-- begin --
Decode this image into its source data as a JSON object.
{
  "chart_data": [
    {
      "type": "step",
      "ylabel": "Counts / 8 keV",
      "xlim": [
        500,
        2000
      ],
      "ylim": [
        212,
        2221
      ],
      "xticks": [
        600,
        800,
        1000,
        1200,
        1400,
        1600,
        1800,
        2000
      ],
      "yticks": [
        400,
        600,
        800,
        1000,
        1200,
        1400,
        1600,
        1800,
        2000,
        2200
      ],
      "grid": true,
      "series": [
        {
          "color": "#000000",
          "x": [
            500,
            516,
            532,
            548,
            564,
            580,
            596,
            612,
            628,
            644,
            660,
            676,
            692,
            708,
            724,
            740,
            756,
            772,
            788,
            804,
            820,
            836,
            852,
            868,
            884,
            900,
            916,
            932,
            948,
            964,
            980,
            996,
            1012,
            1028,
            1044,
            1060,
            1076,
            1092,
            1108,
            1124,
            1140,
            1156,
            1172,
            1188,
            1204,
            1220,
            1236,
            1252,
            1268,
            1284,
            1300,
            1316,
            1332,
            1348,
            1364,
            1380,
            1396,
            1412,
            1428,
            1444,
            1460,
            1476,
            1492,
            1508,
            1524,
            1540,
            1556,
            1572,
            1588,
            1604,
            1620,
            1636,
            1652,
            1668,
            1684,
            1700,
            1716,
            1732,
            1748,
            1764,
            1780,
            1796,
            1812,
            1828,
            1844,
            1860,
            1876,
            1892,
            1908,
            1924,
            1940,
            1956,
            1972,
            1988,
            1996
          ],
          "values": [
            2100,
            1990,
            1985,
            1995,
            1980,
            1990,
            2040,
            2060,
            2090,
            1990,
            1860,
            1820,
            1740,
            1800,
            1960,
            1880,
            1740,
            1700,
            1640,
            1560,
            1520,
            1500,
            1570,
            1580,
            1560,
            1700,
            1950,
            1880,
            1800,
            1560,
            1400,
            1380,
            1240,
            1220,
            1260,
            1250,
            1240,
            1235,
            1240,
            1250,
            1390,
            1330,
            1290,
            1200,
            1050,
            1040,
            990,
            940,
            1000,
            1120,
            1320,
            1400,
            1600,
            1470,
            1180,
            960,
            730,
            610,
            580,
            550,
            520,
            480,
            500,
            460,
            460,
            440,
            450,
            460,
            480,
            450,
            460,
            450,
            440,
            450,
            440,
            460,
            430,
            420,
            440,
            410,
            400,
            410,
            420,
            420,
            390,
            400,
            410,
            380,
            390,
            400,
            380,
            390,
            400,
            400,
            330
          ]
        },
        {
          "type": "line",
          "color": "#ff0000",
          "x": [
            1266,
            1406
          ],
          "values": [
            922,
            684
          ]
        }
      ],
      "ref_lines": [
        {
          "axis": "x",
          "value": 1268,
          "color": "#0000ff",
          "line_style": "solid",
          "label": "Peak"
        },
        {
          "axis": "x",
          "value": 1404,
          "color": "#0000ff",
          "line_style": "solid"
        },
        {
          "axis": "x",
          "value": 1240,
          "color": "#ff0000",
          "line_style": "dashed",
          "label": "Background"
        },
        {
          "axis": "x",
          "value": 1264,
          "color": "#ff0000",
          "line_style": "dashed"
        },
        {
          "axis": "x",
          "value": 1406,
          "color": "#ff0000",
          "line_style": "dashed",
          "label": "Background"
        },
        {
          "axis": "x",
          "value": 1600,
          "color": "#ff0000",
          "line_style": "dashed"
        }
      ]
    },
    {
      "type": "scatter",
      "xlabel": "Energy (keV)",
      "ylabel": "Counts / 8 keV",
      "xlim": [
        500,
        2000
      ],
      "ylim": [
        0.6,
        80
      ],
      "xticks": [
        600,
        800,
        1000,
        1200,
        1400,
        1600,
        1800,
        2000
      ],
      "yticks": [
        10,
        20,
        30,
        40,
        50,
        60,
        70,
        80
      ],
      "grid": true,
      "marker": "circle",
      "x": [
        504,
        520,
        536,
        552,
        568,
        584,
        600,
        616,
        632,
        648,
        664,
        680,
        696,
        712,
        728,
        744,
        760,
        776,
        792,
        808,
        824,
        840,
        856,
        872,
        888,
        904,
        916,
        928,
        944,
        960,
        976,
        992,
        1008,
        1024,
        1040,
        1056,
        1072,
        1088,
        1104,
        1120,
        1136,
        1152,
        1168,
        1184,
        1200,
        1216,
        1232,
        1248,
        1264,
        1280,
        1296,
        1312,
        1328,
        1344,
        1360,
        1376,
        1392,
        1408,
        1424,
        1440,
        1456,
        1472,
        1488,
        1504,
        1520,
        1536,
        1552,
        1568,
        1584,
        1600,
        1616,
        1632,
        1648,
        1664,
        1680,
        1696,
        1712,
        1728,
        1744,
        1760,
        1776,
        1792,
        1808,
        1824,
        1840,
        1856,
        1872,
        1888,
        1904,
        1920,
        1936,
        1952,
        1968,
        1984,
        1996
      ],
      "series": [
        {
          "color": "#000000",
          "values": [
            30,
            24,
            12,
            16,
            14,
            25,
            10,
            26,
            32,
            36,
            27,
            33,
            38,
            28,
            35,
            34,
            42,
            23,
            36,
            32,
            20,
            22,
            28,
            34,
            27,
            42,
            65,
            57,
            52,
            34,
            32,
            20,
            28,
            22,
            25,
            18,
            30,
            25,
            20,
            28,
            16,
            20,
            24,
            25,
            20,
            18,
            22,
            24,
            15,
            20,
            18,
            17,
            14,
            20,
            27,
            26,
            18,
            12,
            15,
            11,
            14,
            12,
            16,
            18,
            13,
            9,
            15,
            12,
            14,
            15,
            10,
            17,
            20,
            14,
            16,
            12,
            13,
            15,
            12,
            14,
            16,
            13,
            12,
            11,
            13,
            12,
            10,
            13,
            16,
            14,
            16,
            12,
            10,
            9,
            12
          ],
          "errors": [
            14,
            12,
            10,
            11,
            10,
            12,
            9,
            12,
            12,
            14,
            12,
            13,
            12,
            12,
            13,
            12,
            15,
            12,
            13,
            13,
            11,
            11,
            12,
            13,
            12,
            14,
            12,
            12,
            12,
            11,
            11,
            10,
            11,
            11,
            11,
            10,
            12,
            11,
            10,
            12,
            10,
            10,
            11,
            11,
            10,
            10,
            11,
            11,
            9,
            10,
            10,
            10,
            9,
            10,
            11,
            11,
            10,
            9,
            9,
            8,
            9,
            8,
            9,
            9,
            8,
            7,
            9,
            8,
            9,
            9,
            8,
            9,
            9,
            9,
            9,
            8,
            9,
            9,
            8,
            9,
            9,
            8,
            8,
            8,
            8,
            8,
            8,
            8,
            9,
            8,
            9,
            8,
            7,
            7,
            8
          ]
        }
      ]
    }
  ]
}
-- end --
> _Stated goal_: Copy out the whole listing exactly as written.

> _Correct result_:
Decode this image into its source data as a JSON object.
{
  "chart_data": [
    {
      "type": "step",
      "ylabel": "Counts / 8 keV",
      "xlim": [
        500,
        2000
      ],
      "ylim": [
        212,
        2221
      ],
      "xticks": [
        600,
        800,
        1000,
        1200,
        1400,
        1600,
        1800,
        2000
      ],
      "yticks": [
        400,
        600,
        800,
        1000,
        1200,
        1400,
        1600,
        1800,
        2000,
        2200
      ],
      "grid": true,
      "series": [
        {
          "color": "#000000",
          "x": [
            500,
            516,
            532,
            548,
            564,
            580,
            596,
            612,
            628,
            644,
            660,
            676,
            692,
            708,
            724,
            740,
            756,
            772,
            788,
            804,
            820,
            836,
            852,
            868,
            884,
            900,
            916,
            932,
            948,
            964,
            980,
            996,
            1012,
            1028,
            1044,
            1060,
            1076,
            1092,
            1108,
            1124,
            1140,
            1156,
            1172,
            1188,
            1204,
            1220,
            1236,
            1252,
            1268,
            1284,
            1300,
            1316,
            1332,
            1348,
            1364,
            1380,
            1396,
            1412,
            1428,
            1444,
            1460,
            1476,
            1492,
            1508,
            1524,
            1540,
            1556,
            1572,
            1588,
            1604,
            1620,
            1636,
            1652,
            1668,
            1684,
            1700,
            1716,
            1732,
            1748,
            1764,
            1780,
            1796,
            1812,
            1828,
            1844,
            1860,
            1876,
            1892,
            1908,
            1924,
            1940,
            1956,
            1972,
            1988,
            1996
          ],
          "values": [
            2100,
            1990,
            1985,
            1995,
            1980,
            1990,
            2040,
            2060,
            2090,
            1990,
            1860,
            1820,
            1740,
            1800,
            1960,
            1880,
            1740,
            1700,
            1640,
            1560,
            1520,
            1500,
            1570,
            1580,
            1560,
            1700,
            1950,
            1880,
            1800,
            1560,
            1400,
            1380,
            1240,
            1220,
            1260,
            1250,
            1240,
            1235,
            1240,
            1250,
            1390,
            1330,
            1290,
            1200,
            1050,
            1040,
            990,
            940,
            1000,
            1120,
            1320,
            1400,
            1600,
            1470,
            1180,
            960,
            730,
            610,
            580,
            550,
            520,
            480,
            500,
            460,
            460,
            440,
            450,
            460,
            480,
            450,
            460,
            450,
            440,
            450,
            440,
            460,
            430,
            420,
            440,
            410,
            400,
            410,
            420,
            420,
            390,
            400,
            410,
            380,
            390,
            400,
            380,
            390,
            400,
            400,
            330
          ]
        },
        {
          "type": "line",
          "color": "#ff0000",
          "x": [
            1266,
            1406
          ],
          "values": [
            922,
            684
          ]
        }
      ],
      "ref_lines": [
        {
          "axis": "x",
          "value": 1268,
          "color": "#0000ff",
          "line_style": "solid",
          "label": "Peak"
        },
        {
          "axis": "x",
          "value": 1404,
          "color": "#0000ff",
          "line_style": "solid"
        },
        {
          "axis": "x",
          "value": 1240,
          "color": "#ff0000",
          "line_style": "dashed",
          "label": "Background"
        },
        {
          "axis": "x",
          "value": 1264,
          "color": "#ff0000",
          "line_style": "dashed"
        },
        {
          "axis": "x",
          "value": 1406,
          "color": "#ff0000",
          "line_style": "dashed",
          "label": "Background"
        },
        {
          "axis": "x",
          "value": 1600,
          "color": "#ff0000",
          "line_style": "dashed"
        }
      ]
    },
    {
      "type": "scatter",
      "xlabel": "Energy (keV)",
      "ylabel": "Counts / 8 keV",
      "xlim": [
        500,
        2000
      ],
      "ylim": [
        0.6,
        80
      ],
      "xticks": [
        600,
        800,
        1000,
        1200,
        1400,
        1600,
        1800,
        2000
      ],
      "yticks": [
        10,
        20,
        30,
        40,
        50,
        60,
        70,
        80
      ],
      "grid": true,
      "marker": "circle",
      "x": [
        504,
        520,
        536,
        552,
        568,
        584,
        600,
        616,
        632,
        648,
        664,
        680,
        696,
        712,
        728,
        744,
        760,
        776,
        792,
        808,
        824,
        840,
        856,
        872,
        888,
        904,
        916,
        928,
        944,
        960,
        976,
        992,
        1008,
        1024,
        1040,
        1056,
        1072,
        1088,
        1104,
        1120,
        1136,
        1152,
        1168,
        1184,
        1200,
        1216,
        1232,
        1248,
        1264,
        1280,
        1296,
        1312,
        1328,
        1344,
        1360,
        1376,
        1392,
        1408,
        1424,
        1440,
        1456,
        1472,
        1488,
        1504,
        1520,
        1536,
        1552,
        1568,
        1584,
        1600,
        1616,
        1632,
        1648,
        1664,
        1680,
        1696,
        1712,
        1728,
        1744,
        1760,
        1776,
        1792,
        1808,
        1824,
        1840,
        1856,
        1872,
        1888,
        1904,
        1920,
        1936,
        1952,
        1968,
        1984,
        1996
      ],
      "series": [
        {
          "color": "#000000",
          "values": [
            30,
            24,
            12,
            16,
            14,
            25,
            10,
            26,
            32,
            36,
            27,
            33,
            38,
            28,
            35,
            34,
            42,
            23,
            36,
            32,
            20,
            22,
            28,
            34,
            27,
            42,
            65,
            57,
            52,
            34,
            32,
            20,
            28,
            22,
            25,
            18,
            30,
            25,
            20,
            28,
            16,
            20,
            24,
            25,
            20,
            18,
            22,
            24,
            15,
            20,
            18,
            17,
            14,
            20,
            27,
            26,
            18,
            12,
            15,
            11,
            14,
            12,
            16,
            18,
            13,
            9,
            15,
            12,
            14,
            15,
            10,
            17,
            20,
            14,
            16,
            12,
            13,
            15,
            12,
            14,
            16,
            13,
            12,
            11,
            13,
            12,
            10,
            13,
            16,
            14,
            16,
            12,
            10,
            9,
            12
          ],
          "errors": [
            14,
            12,
            10,
            11,
            10,
            12,
            9,
            12,
            12,
            14,
            12,
            13,
            12,
            12,
            13,
            12,
            15,
            12,
            13,
            13,
            11,
            11,
            12,
            13,
            12,
            14,
            12,
            12,
            12,
            11,
            11,
            10,
            11,
            11,
            11,
            10,
            12,
            11,
            10,
            12,
            10,
            10,
            11,
            11,
            10,
            10,
            11,
            11,
            9,
            10,
            10,
            10,
            9,
            10,
            11,
            11,
            10,
            9,
            9,
            8,
            9,
            8,
            9,
            9,
            8,
            7,
            9,
            8,
            9,
            9,
            8,
            9,
            9,
            9,
            9,
            8,
            9,
            9,
            8,
            9,
            9,
            8,
            8,
            8,
            8,
            8,
            8,
            8,
            9,
            8,
            9,
            8,
            7,
            7,
            8
          ]
        }
      ]
    }
  ]
}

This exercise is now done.